>> BEGIN Material for this exercise

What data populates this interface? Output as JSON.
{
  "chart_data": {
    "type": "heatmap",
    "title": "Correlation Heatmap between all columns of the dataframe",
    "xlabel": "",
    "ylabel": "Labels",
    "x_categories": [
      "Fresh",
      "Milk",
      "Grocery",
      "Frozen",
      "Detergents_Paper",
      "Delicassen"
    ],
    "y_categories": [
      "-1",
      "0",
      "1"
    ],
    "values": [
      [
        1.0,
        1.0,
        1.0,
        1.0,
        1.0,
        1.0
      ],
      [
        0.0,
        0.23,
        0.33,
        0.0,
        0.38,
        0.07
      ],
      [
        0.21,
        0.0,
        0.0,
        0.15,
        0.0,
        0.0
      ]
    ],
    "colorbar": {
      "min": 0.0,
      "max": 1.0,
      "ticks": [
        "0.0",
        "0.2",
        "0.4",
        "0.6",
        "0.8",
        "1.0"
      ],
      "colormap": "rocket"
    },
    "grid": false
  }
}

>> END Material for this exercise

Goal of the exercise ::
Repeat every line of the material exactly as given.

Solution ::
What data populates this interface? Output as JSON.
{
  "chart_data": {
    "type": "heatmap",
    "title": "Correlation Heatmap between all columns of the dataframe",
    "xlabel": "",
    "ylabel": "Labels",
    "x_categories": [
      "Fresh",
      "Milk",
      "Grocery",
      "Frozen",
      "Detergents_Paper",
      "Delicassen"
    ],
    "y_categories": [
      "-1",
      "0",
      "1"
    ],
    "values": [
      [
        1.0,
        1.0,
        1.0,
        1.0,
        1.0,
        1.0
      ],
      [
        0.0,
        0.23,
        0.33,
        0.0,
        0.38,
        0.07
      ],
      [
        0.21,
        0.0,
        0.0,
        0.15,
        0.0,
        0.0
      ]
    ],
    "colorbar": {
      "min": 0.0,
      "max": 1.0,
      "ticks": [
        "0.0",
        "0.2",
        "0.4",
        "0.6",
        "0.8",
        "1.0"
      ],
      "colormap": "rocket"
    },
    "grid": false
  }
}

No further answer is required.